Dataset records:
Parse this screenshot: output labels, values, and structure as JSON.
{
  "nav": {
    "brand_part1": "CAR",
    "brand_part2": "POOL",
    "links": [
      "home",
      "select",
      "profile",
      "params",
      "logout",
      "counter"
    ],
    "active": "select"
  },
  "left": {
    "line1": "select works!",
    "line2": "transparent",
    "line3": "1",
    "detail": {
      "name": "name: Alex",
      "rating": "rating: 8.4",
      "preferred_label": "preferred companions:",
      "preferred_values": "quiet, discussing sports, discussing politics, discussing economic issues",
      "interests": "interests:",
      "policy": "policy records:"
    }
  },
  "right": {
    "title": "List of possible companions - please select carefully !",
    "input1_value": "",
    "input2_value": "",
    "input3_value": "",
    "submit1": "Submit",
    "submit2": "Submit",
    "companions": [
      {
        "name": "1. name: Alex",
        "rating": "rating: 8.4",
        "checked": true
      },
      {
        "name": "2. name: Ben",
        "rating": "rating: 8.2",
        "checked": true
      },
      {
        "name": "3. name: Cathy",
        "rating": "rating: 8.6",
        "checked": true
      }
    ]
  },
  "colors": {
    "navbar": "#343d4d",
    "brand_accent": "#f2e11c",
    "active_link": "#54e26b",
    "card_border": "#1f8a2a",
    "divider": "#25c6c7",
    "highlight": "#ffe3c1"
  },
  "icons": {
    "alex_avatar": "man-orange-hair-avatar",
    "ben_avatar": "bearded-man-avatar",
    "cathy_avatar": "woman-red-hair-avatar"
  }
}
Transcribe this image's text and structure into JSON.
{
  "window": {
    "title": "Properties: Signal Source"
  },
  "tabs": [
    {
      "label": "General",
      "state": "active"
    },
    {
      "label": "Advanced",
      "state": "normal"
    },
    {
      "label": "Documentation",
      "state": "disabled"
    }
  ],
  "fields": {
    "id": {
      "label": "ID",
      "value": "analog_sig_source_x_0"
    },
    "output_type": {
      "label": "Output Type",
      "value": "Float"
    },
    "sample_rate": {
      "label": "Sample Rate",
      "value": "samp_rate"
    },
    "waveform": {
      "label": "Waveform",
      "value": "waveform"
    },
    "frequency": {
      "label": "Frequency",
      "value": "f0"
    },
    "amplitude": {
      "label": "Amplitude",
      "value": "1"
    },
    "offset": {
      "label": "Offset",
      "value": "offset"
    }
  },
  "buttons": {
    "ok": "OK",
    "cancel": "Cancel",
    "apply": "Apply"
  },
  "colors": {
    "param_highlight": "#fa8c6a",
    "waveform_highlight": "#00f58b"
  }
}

## THE PROBLEM
Of the lines in the listing above, how many hold the string "JSON"? Reply with the number only.

## FULL RESPONSE
2